— What to do —
Select and reproduce each line of the listing below that bears the string "title".
# # # #
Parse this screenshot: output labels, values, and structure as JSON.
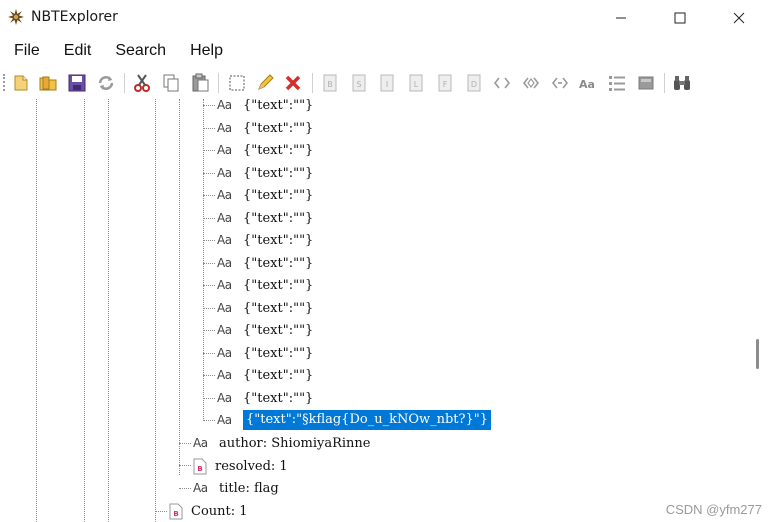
{
  "window": {
    "title": "NBTExplorer"
  },
  "menu": {
    "items": [
      "File",
      "Edit",
      "Search",
      "Help"
    ]
  },
  "toolbar": {
    "icons": [
      "open-file-icon",
      "open-folder-icon",
      "save-icon",
      "refresh-icon",
      "cut-icon",
      "copy-icon",
      "paste-icon",
      "rename-icon",
      "edit-icon",
      "delete-icon",
      "add-byte-icon",
      "add-short-icon",
      "add-int-icon",
      "add-long-icon",
      "add-float-icon",
      "add-double-icon",
      "add-byte-array-icon",
      "add-int-array-icon",
      "add-long-array-icon",
      "add-string-icon",
      "add-list-icon",
      "add-compound-icon",
      "find-icon"
    ],
    "text_tag_labels": {
      "b": "B",
      "s": "S",
      "i": "I",
      "l": "L",
      "f": "F",
      "d": "D",
      "aa": "Aa"
    }
  },
  "tree": {
    "aa_label": "Aa",
    "b_label": "B",
    "empty_text_entry": "{\"text\":\"\"}",
    "empty_count": 14,
    "selected_entry": "{\"text\":\"§kflag{Do_u_kNOw_nbt?}\"}",
    "author": "author: ShiomiyaRinne",
    "resolved": "resolved: 1",
    "title": "title: flag",
    "count": "Count: 1"
  },
  "watermark": "CSDN @yfm277",
  "colors": {
    "selection": "#0078d7",
    "delete": "#d32f2f"
  }
}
# # # #
— Solution for this exercise —
    "title": "NBTExplorer"
    "title": "title: flag",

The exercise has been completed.